== Stored data

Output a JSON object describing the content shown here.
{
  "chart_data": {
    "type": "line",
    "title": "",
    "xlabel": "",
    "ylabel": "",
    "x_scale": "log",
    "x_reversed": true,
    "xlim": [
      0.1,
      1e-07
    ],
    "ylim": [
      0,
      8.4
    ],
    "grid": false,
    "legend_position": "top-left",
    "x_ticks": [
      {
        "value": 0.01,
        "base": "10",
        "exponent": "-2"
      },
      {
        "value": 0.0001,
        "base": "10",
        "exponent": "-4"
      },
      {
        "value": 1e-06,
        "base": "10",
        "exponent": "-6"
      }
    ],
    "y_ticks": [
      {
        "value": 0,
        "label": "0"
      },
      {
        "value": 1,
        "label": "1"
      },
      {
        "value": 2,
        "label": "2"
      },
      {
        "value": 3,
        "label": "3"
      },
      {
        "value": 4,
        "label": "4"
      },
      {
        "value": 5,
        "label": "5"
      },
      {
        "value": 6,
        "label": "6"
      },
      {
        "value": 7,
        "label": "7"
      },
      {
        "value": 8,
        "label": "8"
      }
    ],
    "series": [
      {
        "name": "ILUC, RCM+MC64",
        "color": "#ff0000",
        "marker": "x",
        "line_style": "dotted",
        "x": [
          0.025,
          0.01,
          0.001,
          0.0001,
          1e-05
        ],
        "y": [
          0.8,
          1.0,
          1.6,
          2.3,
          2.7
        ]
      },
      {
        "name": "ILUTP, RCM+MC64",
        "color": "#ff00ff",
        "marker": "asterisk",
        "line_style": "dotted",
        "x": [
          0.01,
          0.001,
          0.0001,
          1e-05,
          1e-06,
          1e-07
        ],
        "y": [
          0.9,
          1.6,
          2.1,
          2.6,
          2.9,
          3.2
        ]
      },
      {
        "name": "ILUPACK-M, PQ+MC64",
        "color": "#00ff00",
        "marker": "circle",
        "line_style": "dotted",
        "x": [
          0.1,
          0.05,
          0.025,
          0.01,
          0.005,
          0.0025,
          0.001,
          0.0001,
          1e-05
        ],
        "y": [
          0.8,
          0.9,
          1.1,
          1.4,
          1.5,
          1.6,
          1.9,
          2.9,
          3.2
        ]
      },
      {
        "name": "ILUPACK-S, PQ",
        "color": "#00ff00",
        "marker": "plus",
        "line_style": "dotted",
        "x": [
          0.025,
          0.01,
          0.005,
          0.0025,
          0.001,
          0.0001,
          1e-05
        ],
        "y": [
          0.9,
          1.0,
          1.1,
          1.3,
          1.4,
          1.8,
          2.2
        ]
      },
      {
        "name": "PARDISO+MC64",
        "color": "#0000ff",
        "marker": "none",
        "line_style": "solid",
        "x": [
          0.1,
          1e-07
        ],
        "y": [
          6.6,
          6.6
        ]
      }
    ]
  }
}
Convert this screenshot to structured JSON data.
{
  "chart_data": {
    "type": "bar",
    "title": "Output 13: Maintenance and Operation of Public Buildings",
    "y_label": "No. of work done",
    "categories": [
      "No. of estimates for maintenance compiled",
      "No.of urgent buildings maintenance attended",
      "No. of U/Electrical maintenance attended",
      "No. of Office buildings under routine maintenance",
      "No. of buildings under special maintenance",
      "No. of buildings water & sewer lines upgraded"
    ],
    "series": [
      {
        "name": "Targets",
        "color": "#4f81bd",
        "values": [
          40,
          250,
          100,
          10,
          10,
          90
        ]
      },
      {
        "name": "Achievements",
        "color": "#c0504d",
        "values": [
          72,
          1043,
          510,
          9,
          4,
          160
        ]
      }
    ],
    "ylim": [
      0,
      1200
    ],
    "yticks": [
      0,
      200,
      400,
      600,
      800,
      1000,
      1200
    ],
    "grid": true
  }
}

====

• Work to complete: Copy every line of the data that holds the string "ILUPACK".

• Finished answer:
        "name": "ILUPACK-M, PQ+MC64",
        "name": "ILUPACK-S, PQ",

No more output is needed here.